**Required work**
Quote all entries in full, exactly.
-=-=-=-=-
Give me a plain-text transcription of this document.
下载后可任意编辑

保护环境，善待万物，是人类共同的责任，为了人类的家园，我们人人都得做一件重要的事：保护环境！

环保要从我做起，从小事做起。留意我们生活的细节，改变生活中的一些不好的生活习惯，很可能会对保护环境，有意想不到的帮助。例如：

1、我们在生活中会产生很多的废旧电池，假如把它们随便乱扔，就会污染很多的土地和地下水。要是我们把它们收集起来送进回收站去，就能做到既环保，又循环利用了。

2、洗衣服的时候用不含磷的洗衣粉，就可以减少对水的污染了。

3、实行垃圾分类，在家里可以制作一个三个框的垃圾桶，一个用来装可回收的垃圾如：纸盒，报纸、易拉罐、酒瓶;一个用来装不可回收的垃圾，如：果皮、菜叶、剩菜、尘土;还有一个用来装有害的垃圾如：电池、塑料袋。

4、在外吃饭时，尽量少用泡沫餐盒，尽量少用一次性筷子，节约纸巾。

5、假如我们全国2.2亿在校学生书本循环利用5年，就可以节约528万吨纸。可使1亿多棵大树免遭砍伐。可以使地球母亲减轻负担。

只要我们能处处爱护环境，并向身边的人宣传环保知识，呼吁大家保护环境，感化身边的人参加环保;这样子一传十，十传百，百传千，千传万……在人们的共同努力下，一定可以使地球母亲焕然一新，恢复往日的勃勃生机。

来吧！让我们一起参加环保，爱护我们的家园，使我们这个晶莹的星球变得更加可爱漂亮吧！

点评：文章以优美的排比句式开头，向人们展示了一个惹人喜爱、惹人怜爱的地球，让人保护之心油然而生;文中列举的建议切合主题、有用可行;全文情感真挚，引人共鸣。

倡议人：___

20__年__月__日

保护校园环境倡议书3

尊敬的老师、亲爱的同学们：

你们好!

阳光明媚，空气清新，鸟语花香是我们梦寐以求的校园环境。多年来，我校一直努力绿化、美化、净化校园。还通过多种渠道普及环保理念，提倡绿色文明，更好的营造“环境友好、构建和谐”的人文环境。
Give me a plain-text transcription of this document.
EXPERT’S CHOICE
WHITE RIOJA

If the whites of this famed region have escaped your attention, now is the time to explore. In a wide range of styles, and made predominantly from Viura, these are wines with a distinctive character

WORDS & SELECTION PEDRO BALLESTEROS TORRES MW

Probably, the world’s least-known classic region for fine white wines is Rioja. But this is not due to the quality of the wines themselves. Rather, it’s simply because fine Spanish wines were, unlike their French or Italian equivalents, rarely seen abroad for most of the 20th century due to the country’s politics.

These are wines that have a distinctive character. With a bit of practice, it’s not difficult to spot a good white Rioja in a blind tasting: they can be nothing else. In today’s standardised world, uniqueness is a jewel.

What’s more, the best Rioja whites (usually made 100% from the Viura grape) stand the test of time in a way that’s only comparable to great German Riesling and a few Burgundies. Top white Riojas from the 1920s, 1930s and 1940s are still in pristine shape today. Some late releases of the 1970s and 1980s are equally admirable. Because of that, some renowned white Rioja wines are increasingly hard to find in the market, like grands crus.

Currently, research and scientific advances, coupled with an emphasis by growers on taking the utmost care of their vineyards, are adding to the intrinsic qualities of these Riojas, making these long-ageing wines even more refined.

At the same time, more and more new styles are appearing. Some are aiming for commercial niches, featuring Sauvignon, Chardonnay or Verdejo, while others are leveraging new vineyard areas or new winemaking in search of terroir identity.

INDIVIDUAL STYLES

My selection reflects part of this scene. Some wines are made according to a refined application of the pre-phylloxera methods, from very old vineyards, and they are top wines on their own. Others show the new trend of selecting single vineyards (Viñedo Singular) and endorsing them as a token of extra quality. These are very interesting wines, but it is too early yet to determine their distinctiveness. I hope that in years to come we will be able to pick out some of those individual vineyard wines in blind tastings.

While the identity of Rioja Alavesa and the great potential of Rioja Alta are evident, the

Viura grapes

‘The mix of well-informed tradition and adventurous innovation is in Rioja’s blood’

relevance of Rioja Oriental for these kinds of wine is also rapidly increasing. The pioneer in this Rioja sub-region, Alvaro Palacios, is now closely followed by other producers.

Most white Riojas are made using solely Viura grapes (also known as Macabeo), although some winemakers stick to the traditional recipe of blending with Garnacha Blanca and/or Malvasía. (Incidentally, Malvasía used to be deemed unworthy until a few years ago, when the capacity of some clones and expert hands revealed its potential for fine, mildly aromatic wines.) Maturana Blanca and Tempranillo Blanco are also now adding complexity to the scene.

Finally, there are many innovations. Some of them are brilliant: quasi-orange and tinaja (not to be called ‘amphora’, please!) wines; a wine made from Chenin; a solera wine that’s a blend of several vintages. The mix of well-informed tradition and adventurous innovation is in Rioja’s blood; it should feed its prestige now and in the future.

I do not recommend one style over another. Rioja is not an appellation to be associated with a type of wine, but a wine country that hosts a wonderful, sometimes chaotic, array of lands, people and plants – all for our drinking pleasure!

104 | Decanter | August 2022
-=-=-=-=-
**Exercise response**
Give me a plain-text transcription of this document.
下载后可任意编辑

保护环境，善待万物，是人类共同的责任，为了人类的家园，我们人人都得做一件重要的事：保护环境！

环保要从我做起，从小事做起。留意我们生活的细节，改变生活中的一些不好的生活习惯，很可能会对保护环境，有意想不到的帮助。例如：

1、我们在生活中会产生很多的废旧电池，假如把它们随便乱扔，就会污染很多的土地和地下水。要是我们把它们收集起来送进回收站去，就能做到既环保，又循环利用了。

2、洗衣服的时候用不含磷的洗衣粉，就可以减少对水的污染了。

3、实行垃圾分类，在家里可以制作一个三个框的垃圾桶，一个用来装可回收的垃圾如：纸盒，报纸、易拉罐、酒瓶;一个用来装不可回收的垃圾，如：果皮、菜叶、剩菜、尘土;还有一个用来装有害的垃圾如：电池、塑料袋。

4、在外吃饭时，尽量少用泡沫餐盒，尽量少用一次性筷子，节约纸巾。

5、假如我们全国2.2亿在校学生书本循环利用5年，就可以节约528万吨纸。可使1亿多棵大树免遭砍伐。可以使地球母亲减轻负担。

只要我们能处处爱护环境，并向身边的人宣传环保知识，呼吁大家保护环境，感化身边的人参加环保;这样子一传十，十传百，百传千，千传万……在人们的共同努力下，一定可以使地球母亲焕然一新，恢复往日的勃勃生机。

来吧！让我们一起参加环保，爱护我们的家园，使我们这个晶莹的星球变得更加可爱漂亮吧！

点评：文章以优美的排比句式开头，向人们展示了一个惹人喜爱、惹人怜爱的地球，让人保护之心油然而生;文中列举的建议切合主题、有用可行;全文情感真挚，引人共鸣。

倡议人：___

20__年__月__日

保护校园环境倡议书3

尊敬的老师、亲爱的同学们：

你们好!

阳光明媚，空气清新，鸟语花香是我们梦寐以求的校园环境。多年来，我校一直努力绿化、美化、净化校园。还通过多种渠道普及环保理念，提倡绿色文明，更好的营造“环境友好、构建和谐”的人文环境。
Give me a plain-text transcription of this document.
EXPERT’S CHOICE
WHITE RIOJA

If the whites of this famed region have escaped your attention, now is the time to explore. In a wide range of styles, and made predominantly from Viura, these are wines with a distinctive character

WORDS & SELECTION PEDRO BALLESTEROS TORRES MW

Probably, the world’s least-known classic region for fine white wines is Rioja. But this is not due to the quality of the wines themselves. Rather, it’s simply because fine Spanish wines were, unlike their French or Italian equivalents, rarely seen abroad for most of the 20th century due to the country’s politics.

These are wines that have a distinctive character. With a bit of practice, it’s not difficult to spot a good white Rioja in a blind tasting: they can be nothing else. In today’s standardised world, uniqueness is a jewel.

What’s more, the best Rioja whites (usually made 100% from the Viura grape) stand the test of time in a way that’s only comparable to great German Riesling and a few Burgundies. Top white Riojas from the 1920s, 1930s and 1940s are still in pristine shape today. Some late releases of the 1970s and 1980s are equally admirable. Because of that, some renowned white Rioja wines are increasingly hard to find in the market, like grands crus.

Currently, research and scientific advances, coupled with an emphasis by growers on taking the utmost care of their vineyards, are adding to the intrinsic qualities of these Riojas, making these long-ageing wines even more refined.

At the same time, more and more new styles are appearing. Some are aiming for commercial niches, featuring Sauvignon, Chardonnay or Verdejo, while others are leveraging new vineyard areas or new winemaking in search of terroir identity.

INDIVIDUAL STYLES

My selection reflects part of this scene. Some wines are made according to a refined application of the pre-phylloxera methods, from very old vineyards, and they are top wines on their own. Others show the new trend of selecting single vineyards (Viñedo Singular) and endorsing them as a token of extra quality. These are very interesting wines, but it is too early yet to determine their distinctiveness. I hope that in years to come we will be able to pick out some of those individual vineyard wines in blind tastings.

While the identity of Rioja Alavesa and the great potential of Rioja Alta are evident, the

Viura grapes

‘The mix of well-informed tradition and adventurous innovation is in Rioja’s blood’

relevance of Rioja Oriental for these kinds of wine is also rapidly increasing. The pioneer in this Rioja sub-region, Alvaro Palacios, is now closely followed by other producers.

Most white Riojas are made using solely Viura grapes (also known as Macabeo), although some winemakers stick to the traditional recipe of blending with Garnacha Blanca and/or Malvasía. (Incidentally, Malvasía used to be deemed unworthy until a few years ago, when the capacity of some clones and expert hands revealed its potential for fine, mildly aromatic wines.) Maturana Blanca and Tempranillo Blanco are also now adding complexity to the scene.

Finally, there are many innovations. Some of them are brilliant: quasi-orange and tinaja (not to be called ‘amphora’, please!) wines; a wine made from Chenin; a solera wine that’s a blend of several vintages. The mix of well-informed tradition and adventurous innovation is in Rioja’s blood; it should feed its prestige now and in the future.

I do not recommend one style over another. Rioja is not an appellation to be associated with a type of wine, but a wine country that hosts a wonderful, sometimes chaotic, array of lands, people and plants – all for our drinking pleasure!

104 | Decanter | August 2022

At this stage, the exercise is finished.